*Source records:*
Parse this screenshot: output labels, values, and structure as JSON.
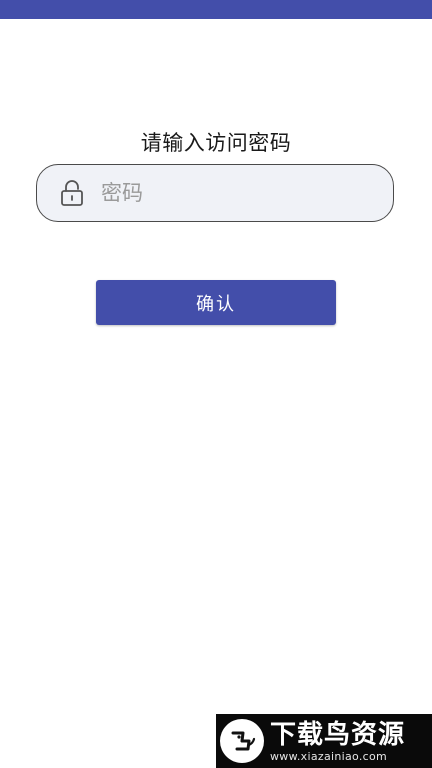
{
  "header": {
    "accent_color": "#434eaa"
  },
  "prompt": {
    "text": "请输入访问密码"
  },
  "password": {
    "icon": "lock-icon",
    "placeholder": "密码",
    "value": ""
  },
  "confirm_button": {
    "label": "确认"
  },
  "watermark": {
    "logo_icon": "bird-logo-icon",
    "title": "下载鸟资源",
    "url": "www.xiazainiao.com"
  }
}
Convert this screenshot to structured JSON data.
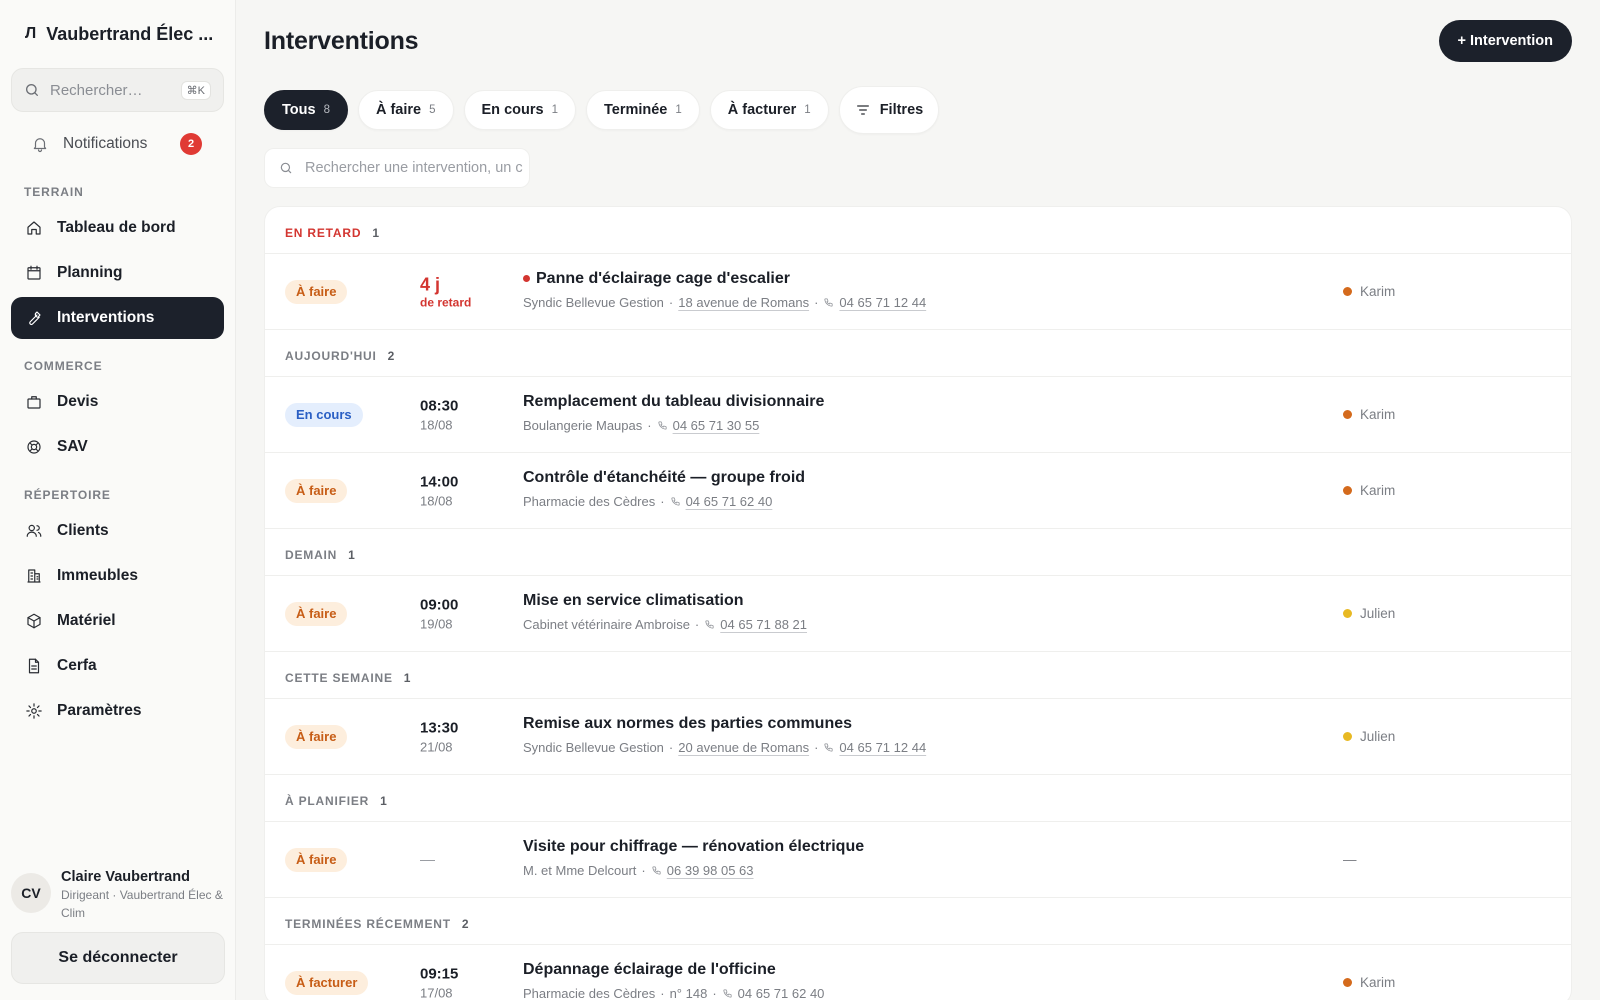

*Objective:* Set down the material exactly, every line of it, except for the pictures.

*Expected answer:*
Parse this screenshot: output labels, values, and structure as JSON.
{
  "header": {
    "accent_color": "#434eaa"
  },
  "prompt": {
    "text": "请输入访问密码"
  },
  "password": {
    "icon": "lock-icon",
    "placeholder": "密码",
    "value": ""
  },
  "confirm_button": {
    "label": "确认"
  },
  "watermark": {
    "logo_icon": "bird-logo-icon",
    "title": "下载鸟资源",
    "url": "www.xiazainiao.com"
  }
}
Convert this screenshot to structured JSON data.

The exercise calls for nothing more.